### TEXT
* * * * *
Endogenous Spatial Lags for the Linear Regression Model

spatialestimates
Over the past number of years, I have noted that spatial econometric methods have been gaining popularity. This is a welcome trend in my opinion, as the spatial structure of data is something that should be explicitly included in the empirical modelling procedure. Omitting spatial effects assumes that the location co-ordinates for observations are unrelated to the observable characteristics that the researcher is trying to model. Not a good assumption, particularly in empirical macroeconomics where the unit of observation is typically countries or regions.

Starting out with the prototypical linear regression model: y = X \beta + \epsilon, we can modify this equation in a number of ways to account for the spatial structure of the data. In this blog post, I will concentrate on the spatial lag model. I intend to examine spatial error models in a future blog post.

The spatial lag model is of the form: y= \rho W y + X \beta + \epsilon, where the term \rho W y measures the potential spill-over effect that occurs in the outcome variable if this outcome is influenced by other unit’s outcomes, where the location or distance to other observations is a factor in for this spill-over. In other words, the neighbours for each observation have greater (or in some cases less) influence to what happens to that observation, independent of the other explanatory variables (X). The W matrix is a matrix of spatial weights, and the \rho parameter measures the degree of spatial correlation. The value of \rho is bounded between -1 and 1. When \rho is zero, the spatial lag model collapses to the prototypical linear regression model.
* * * * *
### DATA IN THIS EXERCISE
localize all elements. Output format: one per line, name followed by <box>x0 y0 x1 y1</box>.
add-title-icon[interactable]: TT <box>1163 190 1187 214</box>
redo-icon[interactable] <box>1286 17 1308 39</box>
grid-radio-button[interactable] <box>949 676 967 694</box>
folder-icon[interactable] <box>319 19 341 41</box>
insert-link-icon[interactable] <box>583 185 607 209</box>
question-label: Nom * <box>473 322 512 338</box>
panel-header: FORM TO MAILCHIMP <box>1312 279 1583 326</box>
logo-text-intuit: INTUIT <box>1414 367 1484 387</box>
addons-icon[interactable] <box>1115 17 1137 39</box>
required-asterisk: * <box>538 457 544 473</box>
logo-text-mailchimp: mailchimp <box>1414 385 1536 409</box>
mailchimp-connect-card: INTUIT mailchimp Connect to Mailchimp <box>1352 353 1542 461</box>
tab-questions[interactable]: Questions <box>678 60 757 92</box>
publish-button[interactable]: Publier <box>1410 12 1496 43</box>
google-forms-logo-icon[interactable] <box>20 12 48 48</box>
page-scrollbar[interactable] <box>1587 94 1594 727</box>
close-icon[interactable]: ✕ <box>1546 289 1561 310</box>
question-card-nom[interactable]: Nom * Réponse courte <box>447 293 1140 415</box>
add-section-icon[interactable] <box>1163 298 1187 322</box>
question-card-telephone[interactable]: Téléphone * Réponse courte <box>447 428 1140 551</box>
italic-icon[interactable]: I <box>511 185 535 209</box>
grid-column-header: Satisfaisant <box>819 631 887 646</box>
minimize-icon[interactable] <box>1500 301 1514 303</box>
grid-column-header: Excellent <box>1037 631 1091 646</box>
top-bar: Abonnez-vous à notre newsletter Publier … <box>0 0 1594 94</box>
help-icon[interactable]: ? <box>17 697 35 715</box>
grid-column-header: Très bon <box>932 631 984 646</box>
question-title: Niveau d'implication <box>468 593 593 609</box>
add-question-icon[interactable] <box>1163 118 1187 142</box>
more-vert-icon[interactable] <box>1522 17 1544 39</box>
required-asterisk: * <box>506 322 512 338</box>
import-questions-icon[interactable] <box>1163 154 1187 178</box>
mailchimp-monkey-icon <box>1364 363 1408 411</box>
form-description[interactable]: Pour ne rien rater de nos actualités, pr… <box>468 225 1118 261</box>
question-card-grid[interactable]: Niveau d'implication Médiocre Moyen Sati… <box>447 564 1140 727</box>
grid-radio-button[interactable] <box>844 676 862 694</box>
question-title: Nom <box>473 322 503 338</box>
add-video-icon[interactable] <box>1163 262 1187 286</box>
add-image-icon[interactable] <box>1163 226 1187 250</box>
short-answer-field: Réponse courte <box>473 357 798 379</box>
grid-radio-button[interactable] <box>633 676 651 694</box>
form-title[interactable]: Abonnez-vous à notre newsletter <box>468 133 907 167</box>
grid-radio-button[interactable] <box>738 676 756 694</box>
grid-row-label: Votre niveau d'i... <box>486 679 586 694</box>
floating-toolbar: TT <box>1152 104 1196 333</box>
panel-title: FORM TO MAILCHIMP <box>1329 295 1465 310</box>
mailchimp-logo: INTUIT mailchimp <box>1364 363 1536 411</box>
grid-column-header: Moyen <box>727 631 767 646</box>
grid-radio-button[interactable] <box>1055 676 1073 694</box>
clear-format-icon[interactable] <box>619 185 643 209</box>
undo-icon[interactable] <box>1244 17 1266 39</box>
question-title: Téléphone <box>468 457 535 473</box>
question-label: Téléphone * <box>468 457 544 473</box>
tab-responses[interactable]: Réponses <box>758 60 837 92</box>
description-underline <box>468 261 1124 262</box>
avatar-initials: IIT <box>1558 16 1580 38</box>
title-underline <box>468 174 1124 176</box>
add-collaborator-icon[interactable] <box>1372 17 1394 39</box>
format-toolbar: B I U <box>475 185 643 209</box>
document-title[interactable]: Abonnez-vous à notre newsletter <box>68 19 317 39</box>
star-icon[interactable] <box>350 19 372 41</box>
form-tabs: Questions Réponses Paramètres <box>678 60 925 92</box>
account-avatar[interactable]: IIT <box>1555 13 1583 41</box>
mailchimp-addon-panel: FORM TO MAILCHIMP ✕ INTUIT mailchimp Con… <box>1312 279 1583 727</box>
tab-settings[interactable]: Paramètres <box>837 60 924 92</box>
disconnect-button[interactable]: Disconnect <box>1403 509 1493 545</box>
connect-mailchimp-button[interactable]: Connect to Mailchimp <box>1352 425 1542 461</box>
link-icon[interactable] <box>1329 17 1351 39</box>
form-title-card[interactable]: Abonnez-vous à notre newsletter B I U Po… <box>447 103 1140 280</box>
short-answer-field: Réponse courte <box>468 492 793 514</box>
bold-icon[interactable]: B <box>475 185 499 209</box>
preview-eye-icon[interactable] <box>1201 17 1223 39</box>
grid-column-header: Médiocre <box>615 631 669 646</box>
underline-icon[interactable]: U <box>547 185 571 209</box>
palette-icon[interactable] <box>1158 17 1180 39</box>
* * * * *
### PROBLEMS TO SOLVE
a - Output the passage from the text on spatial lag models, from "Starting out with" to "future blog post.", copied word for word.
b - Return the entry lines unchanged, from the first line of the entries through the line containing "add-section-icon[interactable] <box>1163 298".

### TASK SOLUTIONS
a -
Starting out with the prototypical linear regression model: y = X \beta + \epsilon, we can modify this equation in a number of ways to account for the spatial structure of the data. In this blog post, I will concentrate on the spatial lag model. I intend to examine spatial error models in a future blog post.

b -
localize all elements. Output format: one per line, name followed by <box>x0 y0 x1 y1</box>.
add-title-icon[interactable]: TT <box>1163 190 1187 214</box>
redo-icon[interactable] <box>1286 17 1308 39</box>
grid-radio-button[interactable] <box>949 676 967 694</box>
folder-icon[interactable] <box>319 19 341 41</box>
insert-link-icon[interactable] <box>583 185 607 209</box>
question-label: Nom * <box>473 322 512 338</box>
panel-header: FORM TO MAILCHIMP <box>1312 279 1583 326</box>
logo-text-intuit: INTUIT <box>1414 367 1484 387</box>
addons-icon[interactable] <box>1115 17 1137 39</box>
required-asterisk: * <box>538 457 544 473</box>
logo-text-mailchimp: mailchimp <box>1414 385 1536 409</box>
mailchimp-connect-card: INTUIT mailchimp Connect to Mailchimp <box>1352 353 1542 461</box>
tab-questions[interactable]: Questions <box>678 60 757 92</box>
publish-button[interactable]: Publier <box>1410 12 1496 43</box>
google-forms-logo-icon[interactable] <box>20 12 48 48</box>
page-scrollbar[interactable] <box>1587 94 1594 727</box>
close-icon[interactable]: ✕ <box>1546 289 1561 310</box>
question-card-nom[interactable]: Nom * Réponse courte <box>447 293 1140 415</box>
add-section-icon[interactable] <box>1163 298 1187 322</box>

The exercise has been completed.